TASK STATEMENT:
Go through the records underneath and write each one out again exactly.

DATA LISTING:
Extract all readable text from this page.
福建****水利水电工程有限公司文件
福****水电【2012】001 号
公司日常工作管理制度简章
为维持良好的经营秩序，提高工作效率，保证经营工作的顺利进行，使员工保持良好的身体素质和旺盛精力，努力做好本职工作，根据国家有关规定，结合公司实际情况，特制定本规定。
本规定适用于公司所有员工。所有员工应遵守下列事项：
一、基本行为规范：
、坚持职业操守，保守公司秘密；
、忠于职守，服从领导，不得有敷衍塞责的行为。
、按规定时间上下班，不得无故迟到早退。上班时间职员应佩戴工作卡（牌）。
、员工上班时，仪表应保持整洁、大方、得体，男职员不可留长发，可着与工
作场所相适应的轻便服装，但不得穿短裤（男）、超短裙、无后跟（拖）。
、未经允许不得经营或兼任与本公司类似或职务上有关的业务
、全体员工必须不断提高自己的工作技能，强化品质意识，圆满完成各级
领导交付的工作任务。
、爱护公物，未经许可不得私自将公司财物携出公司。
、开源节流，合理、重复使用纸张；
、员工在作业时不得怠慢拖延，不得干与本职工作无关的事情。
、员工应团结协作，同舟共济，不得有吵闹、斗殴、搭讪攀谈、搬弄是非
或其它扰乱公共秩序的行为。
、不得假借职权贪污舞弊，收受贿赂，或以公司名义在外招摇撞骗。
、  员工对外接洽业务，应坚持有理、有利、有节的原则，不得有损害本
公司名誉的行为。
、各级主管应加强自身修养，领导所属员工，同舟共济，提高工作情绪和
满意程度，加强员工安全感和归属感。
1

FULL OUTPUT:
Extract all readable text from this page.
福建****水利水电工程有限公司文件
福****水电【2012】001 号
公司日常工作管理制度简章
为维持良好的经营秩序，提高工作效率，保证经营工作的顺利进行，使员工保持良好的身体素质和旺盛精力，努力做好本职工作，根据国家有关规定，结合公司实际情况，特制定本规定。
本规定适用于公司所有员工。所有员工应遵守下列事项：
一、基本行为规范：
、坚持职业操守，保守公司秘密；
、忠于职守，服从领导，不得有敷衍塞责的行为。
、按规定时间上下班，不得无故迟到早退。上班时间职员应佩戴工作卡（牌）。
、员工上班时，仪表应保持整洁、大方、得体，男职员不可留长发，可着与工
作场所相适应的轻便服装，但不得穿短裤（男）、超短裙、无后跟（拖）。
、未经允许不得经营或兼任与本公司类似或职务上有关的业务
、全体员工必须不断提高自己的工作技能，强化品质意识，圆满完成各级
领导交付的工作任务。
、爱护公物，未经许可不得私自将公司财物携出公司。
、开源节流，合理、重复使用纸张；
、员工在作业时不得怠慢拖延，不得干与本职工作无关的事情。
、员工应团结协作，同舟共济，不得有吵闹、斗殴、搭讪攀谈、搬弄是非
或其它扰乱公共秩序的行为。
、不得假借职权贪污舞弊，收受贿赂，或以公司名义在外招摇撞骗。
、  员工对外接洽业务，应坚持有理、有利、有节的原则，不得有损害本
公司名誉的行为。
、各级主管应加强自身修养，领导所属员工，同舟共济，提高工作情绪和
满意程度，加强员工安全感和归属感。
1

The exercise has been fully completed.